_Exercise aim_. Return all lines with the word "search" in them.

_Records for the exercise_.
# # # # # # #
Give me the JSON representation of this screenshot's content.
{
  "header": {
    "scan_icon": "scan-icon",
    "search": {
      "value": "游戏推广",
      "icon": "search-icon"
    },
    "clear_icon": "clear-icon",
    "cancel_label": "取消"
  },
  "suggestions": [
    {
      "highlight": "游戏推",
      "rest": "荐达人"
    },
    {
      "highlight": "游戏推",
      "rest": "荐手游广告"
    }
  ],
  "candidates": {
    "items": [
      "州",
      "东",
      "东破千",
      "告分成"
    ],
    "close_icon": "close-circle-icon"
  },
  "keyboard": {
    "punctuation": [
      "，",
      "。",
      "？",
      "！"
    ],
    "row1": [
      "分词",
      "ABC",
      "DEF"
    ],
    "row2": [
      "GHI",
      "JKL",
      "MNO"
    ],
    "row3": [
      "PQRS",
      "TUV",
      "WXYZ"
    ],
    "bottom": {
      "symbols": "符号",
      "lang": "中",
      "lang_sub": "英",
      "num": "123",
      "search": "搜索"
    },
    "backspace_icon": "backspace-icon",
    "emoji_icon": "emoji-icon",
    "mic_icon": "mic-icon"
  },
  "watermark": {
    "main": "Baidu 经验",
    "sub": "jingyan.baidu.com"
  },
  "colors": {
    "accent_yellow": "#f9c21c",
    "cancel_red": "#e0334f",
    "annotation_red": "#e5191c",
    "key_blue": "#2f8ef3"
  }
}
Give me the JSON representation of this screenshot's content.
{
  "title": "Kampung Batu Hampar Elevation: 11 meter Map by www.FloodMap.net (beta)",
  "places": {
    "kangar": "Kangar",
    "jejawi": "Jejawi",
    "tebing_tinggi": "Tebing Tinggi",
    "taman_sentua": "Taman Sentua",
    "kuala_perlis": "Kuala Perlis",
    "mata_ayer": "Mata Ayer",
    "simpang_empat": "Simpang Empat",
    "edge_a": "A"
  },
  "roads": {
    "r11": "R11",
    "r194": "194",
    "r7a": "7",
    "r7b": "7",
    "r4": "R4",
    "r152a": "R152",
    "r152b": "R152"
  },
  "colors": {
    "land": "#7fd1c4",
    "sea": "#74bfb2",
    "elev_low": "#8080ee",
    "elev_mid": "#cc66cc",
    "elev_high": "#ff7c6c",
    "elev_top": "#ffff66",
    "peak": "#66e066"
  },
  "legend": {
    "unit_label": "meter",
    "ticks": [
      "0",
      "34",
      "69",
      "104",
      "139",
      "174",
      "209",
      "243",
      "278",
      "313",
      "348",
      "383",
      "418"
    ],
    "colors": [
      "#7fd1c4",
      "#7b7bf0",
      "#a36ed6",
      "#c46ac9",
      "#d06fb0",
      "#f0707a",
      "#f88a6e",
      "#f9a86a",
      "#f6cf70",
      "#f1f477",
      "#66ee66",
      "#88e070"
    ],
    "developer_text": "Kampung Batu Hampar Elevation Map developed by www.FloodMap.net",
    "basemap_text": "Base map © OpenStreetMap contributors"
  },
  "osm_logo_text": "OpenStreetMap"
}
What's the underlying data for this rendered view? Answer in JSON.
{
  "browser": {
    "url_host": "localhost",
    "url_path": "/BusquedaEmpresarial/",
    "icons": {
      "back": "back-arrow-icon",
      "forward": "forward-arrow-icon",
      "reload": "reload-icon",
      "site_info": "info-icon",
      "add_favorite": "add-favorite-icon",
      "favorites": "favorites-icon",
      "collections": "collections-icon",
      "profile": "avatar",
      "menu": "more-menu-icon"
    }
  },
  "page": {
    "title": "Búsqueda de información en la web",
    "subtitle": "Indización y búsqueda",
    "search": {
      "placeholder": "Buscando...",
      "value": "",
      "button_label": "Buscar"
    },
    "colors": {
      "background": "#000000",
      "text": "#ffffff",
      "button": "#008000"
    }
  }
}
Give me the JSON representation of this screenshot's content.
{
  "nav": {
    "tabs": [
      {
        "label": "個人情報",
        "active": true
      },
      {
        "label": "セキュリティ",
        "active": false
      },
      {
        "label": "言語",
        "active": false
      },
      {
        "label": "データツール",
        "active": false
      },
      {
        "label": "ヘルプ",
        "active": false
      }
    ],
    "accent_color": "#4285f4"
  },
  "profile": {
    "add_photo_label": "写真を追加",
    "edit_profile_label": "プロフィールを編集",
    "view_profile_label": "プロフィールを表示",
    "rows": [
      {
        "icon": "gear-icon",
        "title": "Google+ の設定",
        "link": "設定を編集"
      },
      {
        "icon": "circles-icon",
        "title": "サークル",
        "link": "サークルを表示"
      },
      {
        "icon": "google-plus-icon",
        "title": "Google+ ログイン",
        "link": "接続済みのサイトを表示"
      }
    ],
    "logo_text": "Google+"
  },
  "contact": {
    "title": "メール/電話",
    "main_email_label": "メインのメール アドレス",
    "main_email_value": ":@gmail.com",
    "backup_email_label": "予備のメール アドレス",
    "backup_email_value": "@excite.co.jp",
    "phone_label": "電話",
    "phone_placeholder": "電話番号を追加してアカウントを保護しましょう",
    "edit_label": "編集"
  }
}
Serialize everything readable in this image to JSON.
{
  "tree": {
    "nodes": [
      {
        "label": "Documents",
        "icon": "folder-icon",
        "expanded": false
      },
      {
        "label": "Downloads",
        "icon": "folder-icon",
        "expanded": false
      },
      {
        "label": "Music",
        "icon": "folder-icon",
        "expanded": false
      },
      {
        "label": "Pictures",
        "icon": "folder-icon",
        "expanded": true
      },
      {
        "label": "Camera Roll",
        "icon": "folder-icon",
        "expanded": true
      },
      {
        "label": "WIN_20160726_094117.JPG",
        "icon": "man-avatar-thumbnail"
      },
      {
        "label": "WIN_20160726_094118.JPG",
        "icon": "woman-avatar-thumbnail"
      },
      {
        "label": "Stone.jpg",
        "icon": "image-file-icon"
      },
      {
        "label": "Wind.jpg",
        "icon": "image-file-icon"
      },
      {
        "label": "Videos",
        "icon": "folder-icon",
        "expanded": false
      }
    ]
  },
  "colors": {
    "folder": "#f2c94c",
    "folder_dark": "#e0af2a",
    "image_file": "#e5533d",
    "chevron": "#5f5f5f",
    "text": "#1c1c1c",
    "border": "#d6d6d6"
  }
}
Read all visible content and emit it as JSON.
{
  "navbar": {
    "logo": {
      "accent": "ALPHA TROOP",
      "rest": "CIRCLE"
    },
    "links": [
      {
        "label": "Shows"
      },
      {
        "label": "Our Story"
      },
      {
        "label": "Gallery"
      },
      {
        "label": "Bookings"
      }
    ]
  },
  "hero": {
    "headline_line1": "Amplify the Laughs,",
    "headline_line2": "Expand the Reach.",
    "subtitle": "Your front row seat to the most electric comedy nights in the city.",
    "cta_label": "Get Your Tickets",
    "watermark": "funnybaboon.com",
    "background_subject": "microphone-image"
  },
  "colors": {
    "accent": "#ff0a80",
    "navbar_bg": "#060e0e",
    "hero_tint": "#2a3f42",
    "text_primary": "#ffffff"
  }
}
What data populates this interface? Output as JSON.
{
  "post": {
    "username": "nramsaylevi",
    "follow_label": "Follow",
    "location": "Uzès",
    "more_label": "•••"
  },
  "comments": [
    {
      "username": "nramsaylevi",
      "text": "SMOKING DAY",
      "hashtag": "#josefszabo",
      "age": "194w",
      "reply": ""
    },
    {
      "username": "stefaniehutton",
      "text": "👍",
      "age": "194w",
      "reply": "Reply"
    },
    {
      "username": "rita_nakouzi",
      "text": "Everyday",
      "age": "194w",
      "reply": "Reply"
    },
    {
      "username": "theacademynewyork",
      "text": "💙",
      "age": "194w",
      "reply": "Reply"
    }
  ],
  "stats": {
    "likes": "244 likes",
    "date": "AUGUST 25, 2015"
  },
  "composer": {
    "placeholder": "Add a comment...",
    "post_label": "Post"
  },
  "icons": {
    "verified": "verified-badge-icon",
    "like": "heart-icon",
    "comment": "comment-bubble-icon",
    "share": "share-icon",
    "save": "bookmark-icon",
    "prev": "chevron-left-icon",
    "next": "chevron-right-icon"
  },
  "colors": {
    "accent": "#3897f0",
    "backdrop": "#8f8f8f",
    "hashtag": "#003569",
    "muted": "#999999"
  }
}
# # # # # # #
_Result for this exercise_.
    "search": {
      "icon": "search-icon"
      "search": "搜索"
    "search": {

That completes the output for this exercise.